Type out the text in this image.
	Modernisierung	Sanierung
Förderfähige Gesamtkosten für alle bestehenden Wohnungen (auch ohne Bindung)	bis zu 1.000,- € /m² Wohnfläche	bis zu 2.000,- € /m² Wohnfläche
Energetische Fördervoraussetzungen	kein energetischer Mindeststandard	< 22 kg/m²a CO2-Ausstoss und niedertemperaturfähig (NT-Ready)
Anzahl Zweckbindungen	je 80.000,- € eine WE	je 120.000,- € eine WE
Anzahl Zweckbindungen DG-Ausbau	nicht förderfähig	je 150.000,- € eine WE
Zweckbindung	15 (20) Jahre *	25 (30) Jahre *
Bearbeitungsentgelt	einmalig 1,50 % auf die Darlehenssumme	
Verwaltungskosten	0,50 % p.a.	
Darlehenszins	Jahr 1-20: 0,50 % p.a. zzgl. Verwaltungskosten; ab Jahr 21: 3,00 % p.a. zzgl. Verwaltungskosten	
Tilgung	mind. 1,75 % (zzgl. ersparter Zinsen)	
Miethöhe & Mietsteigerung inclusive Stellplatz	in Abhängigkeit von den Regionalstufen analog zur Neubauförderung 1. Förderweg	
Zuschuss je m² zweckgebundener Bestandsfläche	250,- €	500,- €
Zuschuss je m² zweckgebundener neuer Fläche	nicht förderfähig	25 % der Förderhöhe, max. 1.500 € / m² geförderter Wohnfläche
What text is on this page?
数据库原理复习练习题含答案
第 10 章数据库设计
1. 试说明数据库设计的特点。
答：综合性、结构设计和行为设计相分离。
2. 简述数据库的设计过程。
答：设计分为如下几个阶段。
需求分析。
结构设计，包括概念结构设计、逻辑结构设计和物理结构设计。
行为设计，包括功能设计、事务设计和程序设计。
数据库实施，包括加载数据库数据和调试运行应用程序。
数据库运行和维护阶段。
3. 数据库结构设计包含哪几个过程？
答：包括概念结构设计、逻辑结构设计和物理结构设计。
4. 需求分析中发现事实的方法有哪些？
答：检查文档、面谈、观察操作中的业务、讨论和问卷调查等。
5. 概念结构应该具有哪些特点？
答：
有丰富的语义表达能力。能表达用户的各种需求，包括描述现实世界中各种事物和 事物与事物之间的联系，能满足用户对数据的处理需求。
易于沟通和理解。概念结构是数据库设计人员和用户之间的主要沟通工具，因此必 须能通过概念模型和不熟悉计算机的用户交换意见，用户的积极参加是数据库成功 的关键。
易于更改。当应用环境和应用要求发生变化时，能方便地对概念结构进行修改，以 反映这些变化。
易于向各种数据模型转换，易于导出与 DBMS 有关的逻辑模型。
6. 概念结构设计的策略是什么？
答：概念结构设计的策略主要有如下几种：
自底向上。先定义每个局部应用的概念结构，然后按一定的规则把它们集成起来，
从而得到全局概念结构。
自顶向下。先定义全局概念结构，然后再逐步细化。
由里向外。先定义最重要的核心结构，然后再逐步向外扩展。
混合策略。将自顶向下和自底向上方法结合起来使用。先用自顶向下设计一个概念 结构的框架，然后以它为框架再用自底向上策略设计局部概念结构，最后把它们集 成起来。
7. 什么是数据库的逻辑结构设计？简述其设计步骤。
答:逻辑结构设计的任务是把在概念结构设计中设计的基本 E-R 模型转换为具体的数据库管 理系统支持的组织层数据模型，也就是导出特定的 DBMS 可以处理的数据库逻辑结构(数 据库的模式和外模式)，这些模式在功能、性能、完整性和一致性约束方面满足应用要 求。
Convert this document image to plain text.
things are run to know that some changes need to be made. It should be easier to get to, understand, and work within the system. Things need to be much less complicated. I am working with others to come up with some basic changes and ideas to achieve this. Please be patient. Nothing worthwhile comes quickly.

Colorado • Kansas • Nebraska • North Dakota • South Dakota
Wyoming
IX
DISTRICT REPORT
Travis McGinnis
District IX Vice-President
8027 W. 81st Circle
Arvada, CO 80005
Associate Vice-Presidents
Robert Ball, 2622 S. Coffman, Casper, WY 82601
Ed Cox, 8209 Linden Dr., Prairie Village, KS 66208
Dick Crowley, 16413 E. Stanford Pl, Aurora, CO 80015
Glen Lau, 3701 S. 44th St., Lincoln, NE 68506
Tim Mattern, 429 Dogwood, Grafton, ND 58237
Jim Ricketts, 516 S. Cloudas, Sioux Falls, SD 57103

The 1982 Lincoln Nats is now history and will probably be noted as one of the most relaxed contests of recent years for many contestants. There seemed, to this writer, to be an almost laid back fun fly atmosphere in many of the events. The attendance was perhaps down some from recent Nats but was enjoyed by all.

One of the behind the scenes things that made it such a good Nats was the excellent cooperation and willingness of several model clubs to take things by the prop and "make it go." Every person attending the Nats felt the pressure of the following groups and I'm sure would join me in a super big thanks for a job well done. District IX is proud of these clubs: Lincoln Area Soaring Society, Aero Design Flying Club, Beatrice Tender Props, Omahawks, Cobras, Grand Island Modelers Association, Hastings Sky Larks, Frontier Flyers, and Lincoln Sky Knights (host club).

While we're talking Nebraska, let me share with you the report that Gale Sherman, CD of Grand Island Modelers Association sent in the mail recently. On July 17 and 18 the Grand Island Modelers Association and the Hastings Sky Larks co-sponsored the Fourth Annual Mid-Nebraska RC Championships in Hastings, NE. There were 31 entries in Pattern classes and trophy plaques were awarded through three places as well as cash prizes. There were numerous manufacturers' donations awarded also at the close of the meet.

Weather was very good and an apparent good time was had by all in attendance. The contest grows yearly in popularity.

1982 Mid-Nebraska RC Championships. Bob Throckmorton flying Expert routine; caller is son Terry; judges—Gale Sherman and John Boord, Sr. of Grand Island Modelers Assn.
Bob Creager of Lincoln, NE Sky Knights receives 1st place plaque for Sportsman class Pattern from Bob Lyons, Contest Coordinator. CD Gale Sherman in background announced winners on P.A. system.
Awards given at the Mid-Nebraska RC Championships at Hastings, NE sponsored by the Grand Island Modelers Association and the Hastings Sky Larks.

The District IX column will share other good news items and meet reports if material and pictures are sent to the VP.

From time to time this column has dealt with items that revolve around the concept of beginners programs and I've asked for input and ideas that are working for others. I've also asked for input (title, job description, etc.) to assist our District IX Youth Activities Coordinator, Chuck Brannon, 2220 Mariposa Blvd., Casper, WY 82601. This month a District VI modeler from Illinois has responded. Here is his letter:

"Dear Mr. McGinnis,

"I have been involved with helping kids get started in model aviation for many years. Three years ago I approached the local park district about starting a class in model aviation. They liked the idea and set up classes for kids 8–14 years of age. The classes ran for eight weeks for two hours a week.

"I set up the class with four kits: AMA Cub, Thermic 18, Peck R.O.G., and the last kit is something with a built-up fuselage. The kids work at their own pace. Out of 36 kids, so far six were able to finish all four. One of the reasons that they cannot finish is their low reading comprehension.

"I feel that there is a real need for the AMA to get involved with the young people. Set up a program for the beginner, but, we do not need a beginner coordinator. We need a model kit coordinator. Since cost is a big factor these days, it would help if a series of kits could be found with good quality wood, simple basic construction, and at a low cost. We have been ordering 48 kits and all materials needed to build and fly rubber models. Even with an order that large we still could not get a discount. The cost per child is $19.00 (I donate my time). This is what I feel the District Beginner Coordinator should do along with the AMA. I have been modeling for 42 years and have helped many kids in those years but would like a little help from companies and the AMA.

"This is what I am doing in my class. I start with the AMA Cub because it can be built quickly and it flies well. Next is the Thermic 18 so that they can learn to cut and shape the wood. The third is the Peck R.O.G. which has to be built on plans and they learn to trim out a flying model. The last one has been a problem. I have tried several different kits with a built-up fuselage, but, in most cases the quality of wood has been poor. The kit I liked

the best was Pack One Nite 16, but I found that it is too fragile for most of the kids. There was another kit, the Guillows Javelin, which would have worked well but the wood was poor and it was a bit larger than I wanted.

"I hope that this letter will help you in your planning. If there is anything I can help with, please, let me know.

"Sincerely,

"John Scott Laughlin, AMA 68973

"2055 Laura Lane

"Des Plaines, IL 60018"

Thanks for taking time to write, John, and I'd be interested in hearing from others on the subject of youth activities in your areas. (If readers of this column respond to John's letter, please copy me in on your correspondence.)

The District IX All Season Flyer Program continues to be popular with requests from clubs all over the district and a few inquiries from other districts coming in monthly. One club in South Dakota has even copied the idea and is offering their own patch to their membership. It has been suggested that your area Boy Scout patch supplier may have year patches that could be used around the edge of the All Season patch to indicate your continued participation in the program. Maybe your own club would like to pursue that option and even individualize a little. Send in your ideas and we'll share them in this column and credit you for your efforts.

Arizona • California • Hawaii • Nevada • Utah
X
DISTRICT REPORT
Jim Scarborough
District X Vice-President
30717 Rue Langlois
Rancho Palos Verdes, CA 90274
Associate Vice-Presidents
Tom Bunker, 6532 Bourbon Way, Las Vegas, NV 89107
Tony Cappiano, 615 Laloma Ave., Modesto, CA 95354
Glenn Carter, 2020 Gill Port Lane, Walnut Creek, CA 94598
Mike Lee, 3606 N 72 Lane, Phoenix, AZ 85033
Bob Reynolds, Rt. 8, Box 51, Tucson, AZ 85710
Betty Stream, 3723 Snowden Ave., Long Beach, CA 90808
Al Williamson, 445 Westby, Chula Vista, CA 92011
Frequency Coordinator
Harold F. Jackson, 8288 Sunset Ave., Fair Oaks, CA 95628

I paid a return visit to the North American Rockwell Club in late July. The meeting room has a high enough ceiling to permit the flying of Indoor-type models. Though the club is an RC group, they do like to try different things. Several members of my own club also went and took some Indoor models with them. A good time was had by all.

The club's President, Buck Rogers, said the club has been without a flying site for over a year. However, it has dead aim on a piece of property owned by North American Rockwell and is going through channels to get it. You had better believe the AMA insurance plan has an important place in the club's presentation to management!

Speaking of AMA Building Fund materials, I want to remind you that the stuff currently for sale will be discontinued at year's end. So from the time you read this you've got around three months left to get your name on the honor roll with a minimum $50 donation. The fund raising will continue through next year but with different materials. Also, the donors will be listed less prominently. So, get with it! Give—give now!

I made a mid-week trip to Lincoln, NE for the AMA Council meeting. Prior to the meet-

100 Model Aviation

========

- WHAT NEEDS TO BE DONE -
Where a line of the records above holds the word "Gale", copy that line.

- FINISHED EXERCISE -
While we're talking Nebraska, let me share with you the report that Gale Sherman, CD of Grand Island Modelers Association sent in the mail recently. On July 17 and 18 the Grand Island Modelers Association and the Hastings Sky Larks co-sponsored the Fourth Annual Mid-Nebraska RC Championships in Hastings, NE. There were 31 entries in Pattern classes and trophy plaques were awarded through three places as well as cash prizes. There were numerous manufacturers' donations awarded also at the close of the meet.
1982 Mid-Nebraska RC Championships. Bob Throckmorton flying Expert routine; caller is son Terry; judges—Gale Sherman and John Boord, Sr. of Grand Island Modelers Assn.
Bob Creager of Lincoln, NE Sky Knights receives 1st place plaque for Sportsman class Pattern from Bob Lyons, Contest Coordinator. CD Gale Sherman in background announced winners on P.A. system.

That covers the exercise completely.